══ EXERCISE MATERIAL

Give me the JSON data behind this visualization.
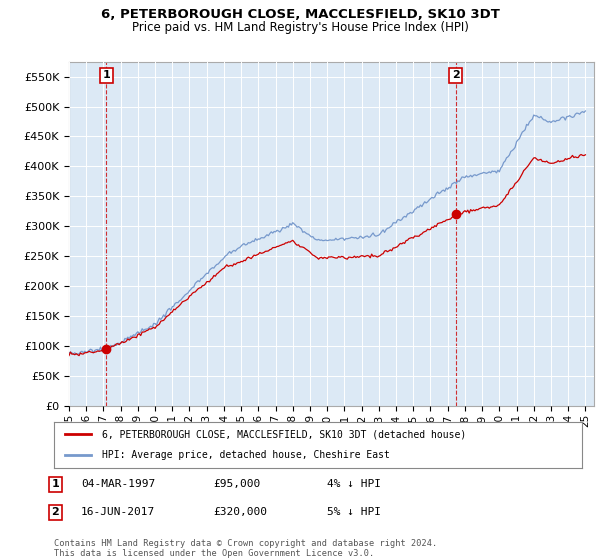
{
  "title": "6, PETERBOROUGH CLOSE, MACCLESFIELD, SK10 3DT",
  "subtitle": "Price paid vs. HM Land Registry's House Price Index (HPI)",
  "legend_line1": "6, PETERBOROUGH CLOSE, MACCLESFIELD, SK10 3DT (detached house)",
  "legend_line2": "HPI: Average price, detached house, Cheshire East",
  "annotation1_date": "04-MAR-1997",
  "annotation1_price": "£95,000",
  "annotation1_hpi": "4% ↓ HPI",
  "annotation2_date": "16-JUN-2017",
  "annotation2_price": "£320,000",
  "annotation2_hpi": "5% ↓ HPI",
  "footer": "Contains HM Land Registry data © Crown copyright and database right 2024.\nThis data is licensed under the Open Government Licence v3.0.",
  "sale1_year": 1997.17,
  "sale1_value": 95000,
  "sale2_year": 2017.46,
  "sale2_value": 320000,
  "hpi_color": "#7799cc",
  "price_color": "#cc0000",
  "plot_bg": "#dce9f5",
  "ylim_min": 0,
  "ylim_max": 575000,
  "xlim_min": 1995.0,
  "xlim_max": 2025.5,
  "yticks": [
    0,
    50000,
    100000,
    150000,
    200000,
    250000,
    300000,
    350000,
    400000,
    450000,
    500000,
    550000
  ],
  "ytick_labels": [
    "£0",
    "£50K",
    "£100K",
    "£150K",
    "£200K",
    "£250K",
    "£300K",
    "£350K",
    "£400K",
    "£450K",
    "£500K",
    "£550K"
  ],
  "xticks": [
    1995,
    1996,
    1997,
    1998,
    1999,
    2000,
    2001,
    2002,
    2003,
    2004,
    2005,
    2006,
    2007,
    2008,
    2009,
    2010,
    2011,
    2012,
    2013,
    2014,
    2015,
    2016,
    2017,
    2018,
    2019,
    2020,
    2021,
    2022,
    2023,
    2024,
    2025
  ],
  "xtick_labels": [
    "95",
    "96",
    "97",
    "98",
    "99",
    "00",
    "01",
    "02",
    "03",
    "04",
    "05",
    "06",
    "07",
    "08",
    "09",
    "10",
    "11",
    "12",
    "13",
    "14",
    "15",
    "16",
    "17",
    "18",
    "19",
    "20",
    "21",
    "22",
    "23",
    "24",
    "25"
  ]
}
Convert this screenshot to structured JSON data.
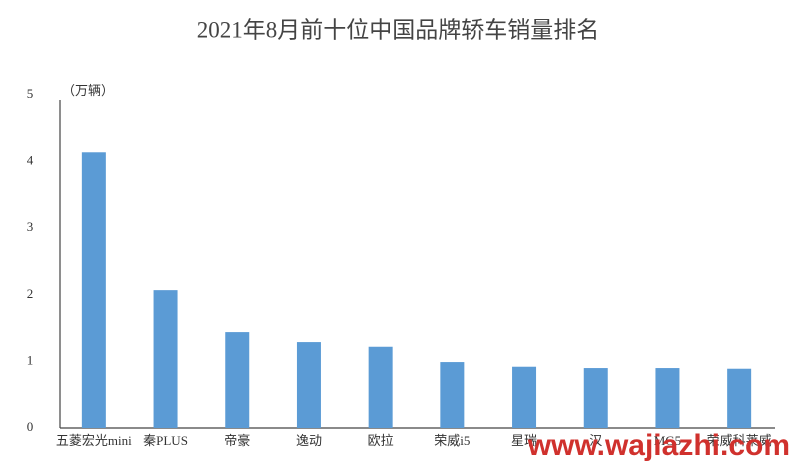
{
  "chart_data": {
    "type": "bar",
    "title": "2021年8月前十位中国品牌轿车销量排名",
    "y_label": "（万辆）",
    "categories": [
      "五菱宏光mini",
      "秦PLUS",
      "帝豪",
      "逸动",
      "欧拉",
      "荣威i5",
      "星瑞",
      "汉",
      "MG5",
      "荣威科莱威"
    ],
    "values": [
      4.14,
      2.07,
      1.44,
      1.29,
      1.22,
      0.99,
      0.92,
      0.9,
      0.9,
      0.89
    ],
    "color": "#5b9bd5",
    "ylim": [
      0,
      5
    ],
    "yticks": [
      0,
      1,
      2,
      3,
      4,
      5
    ],
    "grid": false,
    "watermark": "www.wajiazhi.com"
  }
}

════

[WORK REQUIRED] Using the records above, list each line that includes "JSON".

[RESULT OF THE EXERCISE]
Give me the JSON data behind this visualization.
Convert this screenshot to structured JSON data.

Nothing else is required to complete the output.